§ Written task
Set out the items below as a numbered list, beginning with the first line and continuing through the line containing "- data-point: [475, 123, 488, 136]", both included, and omit any blank lines.
━━━ Provided data
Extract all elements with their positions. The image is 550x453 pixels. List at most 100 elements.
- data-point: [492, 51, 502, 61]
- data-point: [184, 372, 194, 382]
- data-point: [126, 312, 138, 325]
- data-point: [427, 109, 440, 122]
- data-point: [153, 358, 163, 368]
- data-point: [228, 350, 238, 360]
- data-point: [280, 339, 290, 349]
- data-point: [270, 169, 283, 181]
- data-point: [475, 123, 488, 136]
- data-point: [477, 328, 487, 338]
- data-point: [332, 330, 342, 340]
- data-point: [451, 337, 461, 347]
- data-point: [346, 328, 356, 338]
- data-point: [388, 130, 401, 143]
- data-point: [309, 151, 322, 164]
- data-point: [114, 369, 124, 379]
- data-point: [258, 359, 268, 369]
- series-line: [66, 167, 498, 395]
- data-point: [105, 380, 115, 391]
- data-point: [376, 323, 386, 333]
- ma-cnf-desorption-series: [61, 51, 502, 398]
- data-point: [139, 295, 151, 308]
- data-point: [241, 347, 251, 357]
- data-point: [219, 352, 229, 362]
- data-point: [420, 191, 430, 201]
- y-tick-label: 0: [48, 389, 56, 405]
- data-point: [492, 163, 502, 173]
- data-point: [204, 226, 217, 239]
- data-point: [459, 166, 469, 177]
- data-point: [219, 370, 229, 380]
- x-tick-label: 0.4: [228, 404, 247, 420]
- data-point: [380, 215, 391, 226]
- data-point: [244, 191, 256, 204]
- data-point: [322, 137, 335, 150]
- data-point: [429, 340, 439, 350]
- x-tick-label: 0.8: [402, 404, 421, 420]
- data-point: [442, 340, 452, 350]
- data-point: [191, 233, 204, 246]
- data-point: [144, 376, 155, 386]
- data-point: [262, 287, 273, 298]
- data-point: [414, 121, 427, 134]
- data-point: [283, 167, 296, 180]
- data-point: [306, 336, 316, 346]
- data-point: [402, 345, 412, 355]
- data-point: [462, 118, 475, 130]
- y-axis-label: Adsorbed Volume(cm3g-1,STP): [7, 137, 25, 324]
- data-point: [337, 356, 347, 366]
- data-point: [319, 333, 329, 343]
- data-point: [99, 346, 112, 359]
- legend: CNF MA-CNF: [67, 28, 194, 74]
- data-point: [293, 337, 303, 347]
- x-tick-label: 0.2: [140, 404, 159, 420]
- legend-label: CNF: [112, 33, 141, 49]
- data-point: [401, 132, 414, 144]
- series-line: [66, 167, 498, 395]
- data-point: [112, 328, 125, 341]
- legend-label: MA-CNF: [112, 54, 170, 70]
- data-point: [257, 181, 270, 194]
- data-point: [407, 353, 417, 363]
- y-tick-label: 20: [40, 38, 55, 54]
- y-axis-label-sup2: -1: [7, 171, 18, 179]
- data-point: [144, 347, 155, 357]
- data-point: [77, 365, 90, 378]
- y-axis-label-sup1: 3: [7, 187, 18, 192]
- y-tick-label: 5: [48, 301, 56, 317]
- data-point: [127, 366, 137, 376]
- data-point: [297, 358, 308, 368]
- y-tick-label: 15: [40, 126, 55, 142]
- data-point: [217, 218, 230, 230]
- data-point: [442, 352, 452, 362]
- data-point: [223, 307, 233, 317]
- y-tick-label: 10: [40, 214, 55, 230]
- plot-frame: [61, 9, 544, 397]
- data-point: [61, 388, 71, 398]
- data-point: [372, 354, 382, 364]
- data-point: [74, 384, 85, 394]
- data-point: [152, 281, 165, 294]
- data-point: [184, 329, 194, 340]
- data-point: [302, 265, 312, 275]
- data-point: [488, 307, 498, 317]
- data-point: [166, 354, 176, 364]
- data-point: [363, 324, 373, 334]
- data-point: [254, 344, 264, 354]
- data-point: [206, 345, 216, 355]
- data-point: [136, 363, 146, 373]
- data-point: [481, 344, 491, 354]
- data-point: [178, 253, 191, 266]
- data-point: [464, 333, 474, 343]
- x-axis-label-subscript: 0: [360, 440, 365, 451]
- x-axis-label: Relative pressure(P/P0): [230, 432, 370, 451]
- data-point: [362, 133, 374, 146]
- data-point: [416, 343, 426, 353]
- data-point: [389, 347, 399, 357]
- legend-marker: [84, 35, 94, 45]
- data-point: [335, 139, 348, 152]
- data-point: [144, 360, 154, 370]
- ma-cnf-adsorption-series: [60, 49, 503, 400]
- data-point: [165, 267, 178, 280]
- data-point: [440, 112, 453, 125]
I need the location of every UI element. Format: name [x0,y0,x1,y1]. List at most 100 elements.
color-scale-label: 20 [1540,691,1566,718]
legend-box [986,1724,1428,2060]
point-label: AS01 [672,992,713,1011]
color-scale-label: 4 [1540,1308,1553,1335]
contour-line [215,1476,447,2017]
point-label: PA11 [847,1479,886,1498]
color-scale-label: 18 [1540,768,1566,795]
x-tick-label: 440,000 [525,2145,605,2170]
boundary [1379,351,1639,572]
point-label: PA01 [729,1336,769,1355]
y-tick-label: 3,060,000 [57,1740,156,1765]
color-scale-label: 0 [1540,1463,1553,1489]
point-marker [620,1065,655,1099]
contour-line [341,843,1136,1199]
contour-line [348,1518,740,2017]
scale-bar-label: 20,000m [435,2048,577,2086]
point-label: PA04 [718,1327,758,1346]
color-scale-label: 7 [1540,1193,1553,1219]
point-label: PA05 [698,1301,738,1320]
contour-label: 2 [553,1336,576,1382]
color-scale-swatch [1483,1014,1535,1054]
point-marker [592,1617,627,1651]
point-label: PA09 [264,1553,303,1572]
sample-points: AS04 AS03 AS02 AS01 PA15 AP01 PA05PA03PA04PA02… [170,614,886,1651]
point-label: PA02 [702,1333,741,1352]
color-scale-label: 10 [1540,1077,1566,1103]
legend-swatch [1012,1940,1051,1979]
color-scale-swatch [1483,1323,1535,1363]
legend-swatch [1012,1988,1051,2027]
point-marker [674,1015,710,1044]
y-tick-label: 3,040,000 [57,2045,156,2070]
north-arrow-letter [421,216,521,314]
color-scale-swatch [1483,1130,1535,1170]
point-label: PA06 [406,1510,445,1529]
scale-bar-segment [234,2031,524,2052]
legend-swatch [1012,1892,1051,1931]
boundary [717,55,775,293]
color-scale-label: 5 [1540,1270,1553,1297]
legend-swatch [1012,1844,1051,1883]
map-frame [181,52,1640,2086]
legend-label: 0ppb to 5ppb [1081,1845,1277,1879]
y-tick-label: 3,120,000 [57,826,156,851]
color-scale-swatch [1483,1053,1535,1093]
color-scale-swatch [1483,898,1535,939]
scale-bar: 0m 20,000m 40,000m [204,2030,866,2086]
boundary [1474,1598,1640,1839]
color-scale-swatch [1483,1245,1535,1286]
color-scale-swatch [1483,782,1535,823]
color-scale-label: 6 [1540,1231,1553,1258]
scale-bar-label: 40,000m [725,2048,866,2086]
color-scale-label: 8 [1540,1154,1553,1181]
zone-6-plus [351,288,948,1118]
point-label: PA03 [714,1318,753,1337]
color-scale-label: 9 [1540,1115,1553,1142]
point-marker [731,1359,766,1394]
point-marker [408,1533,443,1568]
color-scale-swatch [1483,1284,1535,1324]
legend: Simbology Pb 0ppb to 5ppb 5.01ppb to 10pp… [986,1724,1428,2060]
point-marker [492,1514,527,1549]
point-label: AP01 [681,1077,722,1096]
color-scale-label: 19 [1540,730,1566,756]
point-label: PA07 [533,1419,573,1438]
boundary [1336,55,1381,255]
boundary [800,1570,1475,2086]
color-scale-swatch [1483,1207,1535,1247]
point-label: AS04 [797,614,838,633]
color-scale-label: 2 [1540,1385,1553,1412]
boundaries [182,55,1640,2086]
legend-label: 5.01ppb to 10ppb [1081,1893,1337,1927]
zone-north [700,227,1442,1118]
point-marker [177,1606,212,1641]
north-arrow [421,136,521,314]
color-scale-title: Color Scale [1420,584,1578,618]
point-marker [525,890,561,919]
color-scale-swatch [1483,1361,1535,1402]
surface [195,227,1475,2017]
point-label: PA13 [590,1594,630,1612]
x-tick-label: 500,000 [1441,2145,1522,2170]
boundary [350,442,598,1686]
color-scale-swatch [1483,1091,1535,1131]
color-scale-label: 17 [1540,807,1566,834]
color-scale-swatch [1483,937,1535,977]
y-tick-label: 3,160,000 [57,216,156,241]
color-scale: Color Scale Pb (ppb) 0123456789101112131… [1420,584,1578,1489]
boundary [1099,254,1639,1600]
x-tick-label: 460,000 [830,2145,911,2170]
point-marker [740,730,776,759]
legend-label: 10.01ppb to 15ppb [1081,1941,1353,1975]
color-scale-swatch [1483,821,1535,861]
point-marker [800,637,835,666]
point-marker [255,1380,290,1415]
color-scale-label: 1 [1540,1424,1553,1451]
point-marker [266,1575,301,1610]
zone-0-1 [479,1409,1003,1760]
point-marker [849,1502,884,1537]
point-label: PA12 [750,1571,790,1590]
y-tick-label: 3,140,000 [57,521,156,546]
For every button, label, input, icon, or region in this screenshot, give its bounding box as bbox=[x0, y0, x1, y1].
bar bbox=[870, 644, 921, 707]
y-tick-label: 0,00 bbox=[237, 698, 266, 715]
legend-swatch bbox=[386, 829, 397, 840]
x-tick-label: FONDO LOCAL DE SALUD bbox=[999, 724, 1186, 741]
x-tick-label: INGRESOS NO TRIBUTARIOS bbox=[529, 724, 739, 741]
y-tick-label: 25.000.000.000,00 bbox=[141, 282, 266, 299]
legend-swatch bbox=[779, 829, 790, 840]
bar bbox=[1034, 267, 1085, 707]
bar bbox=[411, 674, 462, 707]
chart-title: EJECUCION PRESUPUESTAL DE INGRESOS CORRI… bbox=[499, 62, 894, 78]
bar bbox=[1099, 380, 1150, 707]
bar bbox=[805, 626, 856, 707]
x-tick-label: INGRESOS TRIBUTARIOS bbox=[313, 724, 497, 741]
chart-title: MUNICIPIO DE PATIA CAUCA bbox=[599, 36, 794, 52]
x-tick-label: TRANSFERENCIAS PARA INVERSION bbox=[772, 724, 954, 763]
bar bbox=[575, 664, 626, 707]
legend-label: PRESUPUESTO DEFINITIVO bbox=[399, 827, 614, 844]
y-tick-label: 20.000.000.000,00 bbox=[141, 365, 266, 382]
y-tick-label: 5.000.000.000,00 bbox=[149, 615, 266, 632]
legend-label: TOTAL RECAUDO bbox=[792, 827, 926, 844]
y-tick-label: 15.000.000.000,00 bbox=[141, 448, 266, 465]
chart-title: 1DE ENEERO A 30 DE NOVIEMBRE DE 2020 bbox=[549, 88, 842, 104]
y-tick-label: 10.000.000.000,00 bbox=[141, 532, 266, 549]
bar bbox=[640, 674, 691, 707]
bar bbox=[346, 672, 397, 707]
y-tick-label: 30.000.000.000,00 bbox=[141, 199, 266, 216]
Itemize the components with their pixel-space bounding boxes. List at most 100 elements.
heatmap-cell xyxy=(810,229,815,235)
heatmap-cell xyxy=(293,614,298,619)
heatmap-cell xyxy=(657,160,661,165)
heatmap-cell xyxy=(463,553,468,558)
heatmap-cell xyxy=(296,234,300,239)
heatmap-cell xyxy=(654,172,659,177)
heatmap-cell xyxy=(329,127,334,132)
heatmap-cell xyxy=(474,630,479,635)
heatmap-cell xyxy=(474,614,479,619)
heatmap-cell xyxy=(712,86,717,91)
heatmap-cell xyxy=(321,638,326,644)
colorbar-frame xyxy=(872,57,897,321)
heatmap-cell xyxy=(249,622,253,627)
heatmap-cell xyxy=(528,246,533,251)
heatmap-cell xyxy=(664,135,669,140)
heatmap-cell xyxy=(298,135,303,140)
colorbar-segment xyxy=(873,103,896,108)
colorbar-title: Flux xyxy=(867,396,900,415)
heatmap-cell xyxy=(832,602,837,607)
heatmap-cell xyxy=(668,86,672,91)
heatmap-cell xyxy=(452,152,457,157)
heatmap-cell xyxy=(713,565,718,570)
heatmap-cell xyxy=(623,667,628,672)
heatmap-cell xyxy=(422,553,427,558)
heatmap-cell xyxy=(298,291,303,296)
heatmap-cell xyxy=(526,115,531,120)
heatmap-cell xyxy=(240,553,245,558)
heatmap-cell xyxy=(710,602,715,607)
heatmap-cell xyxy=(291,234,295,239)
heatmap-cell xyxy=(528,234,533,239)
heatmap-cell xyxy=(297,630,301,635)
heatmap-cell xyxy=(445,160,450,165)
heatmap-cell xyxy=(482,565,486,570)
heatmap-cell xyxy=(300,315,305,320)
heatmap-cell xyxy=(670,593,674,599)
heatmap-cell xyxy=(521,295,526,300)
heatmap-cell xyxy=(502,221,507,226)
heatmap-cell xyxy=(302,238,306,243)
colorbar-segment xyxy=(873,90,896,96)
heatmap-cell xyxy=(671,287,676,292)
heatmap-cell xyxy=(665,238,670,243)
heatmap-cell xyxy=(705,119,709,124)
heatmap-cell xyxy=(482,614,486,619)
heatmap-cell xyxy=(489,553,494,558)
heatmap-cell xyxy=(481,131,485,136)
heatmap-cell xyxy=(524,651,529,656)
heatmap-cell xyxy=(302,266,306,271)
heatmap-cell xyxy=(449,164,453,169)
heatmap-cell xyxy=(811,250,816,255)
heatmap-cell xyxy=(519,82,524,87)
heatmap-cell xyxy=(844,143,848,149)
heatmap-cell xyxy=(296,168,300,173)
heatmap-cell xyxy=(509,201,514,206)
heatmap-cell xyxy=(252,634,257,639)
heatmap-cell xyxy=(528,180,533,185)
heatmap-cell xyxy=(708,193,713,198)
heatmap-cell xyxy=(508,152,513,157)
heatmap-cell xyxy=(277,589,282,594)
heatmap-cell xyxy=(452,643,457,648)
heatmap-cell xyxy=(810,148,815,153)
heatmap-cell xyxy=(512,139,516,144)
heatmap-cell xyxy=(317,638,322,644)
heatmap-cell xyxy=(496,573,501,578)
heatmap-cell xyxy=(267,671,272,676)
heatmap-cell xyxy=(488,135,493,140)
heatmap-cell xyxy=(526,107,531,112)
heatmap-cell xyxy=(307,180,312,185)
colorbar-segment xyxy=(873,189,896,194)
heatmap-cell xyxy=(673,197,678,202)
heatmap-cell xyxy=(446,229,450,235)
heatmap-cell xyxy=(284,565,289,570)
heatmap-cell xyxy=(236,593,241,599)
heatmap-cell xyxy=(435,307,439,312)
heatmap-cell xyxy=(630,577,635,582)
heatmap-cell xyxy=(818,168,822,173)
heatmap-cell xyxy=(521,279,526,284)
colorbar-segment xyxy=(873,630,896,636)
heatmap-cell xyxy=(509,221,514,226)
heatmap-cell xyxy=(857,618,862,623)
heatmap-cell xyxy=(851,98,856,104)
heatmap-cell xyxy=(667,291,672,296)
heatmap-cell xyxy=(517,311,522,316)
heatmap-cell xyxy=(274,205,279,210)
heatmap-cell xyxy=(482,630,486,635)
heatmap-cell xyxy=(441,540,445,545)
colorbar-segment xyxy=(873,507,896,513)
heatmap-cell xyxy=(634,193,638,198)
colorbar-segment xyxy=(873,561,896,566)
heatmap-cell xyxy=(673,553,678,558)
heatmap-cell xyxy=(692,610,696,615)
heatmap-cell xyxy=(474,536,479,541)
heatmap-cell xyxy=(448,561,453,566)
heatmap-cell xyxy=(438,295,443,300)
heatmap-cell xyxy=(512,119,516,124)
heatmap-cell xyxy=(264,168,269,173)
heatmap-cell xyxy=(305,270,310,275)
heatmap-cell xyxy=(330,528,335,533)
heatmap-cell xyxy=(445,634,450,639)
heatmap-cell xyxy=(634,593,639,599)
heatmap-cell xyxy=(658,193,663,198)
━━━━━━
§ Solved exercise
1. Extract all elements with their positions. The image is 550x453 pixels. List at most 100 elements.
2. - data-point: [492, 51, 502, 61]
3. - data-point: [184, 372, 194, 382]
4. - data-point: [126, 312, 138, 325]
5. - data-point: [427, 109, 440, 122]
6. - data-point: [153, 358, 163, 368]
7. - data-point: [228, 350, 238, 360]
8. - data-point: [280, 339, 290, 349]
9. - data-point: [270, 169, 283, 181]
10. - data-point: [475, 123, 488, 136]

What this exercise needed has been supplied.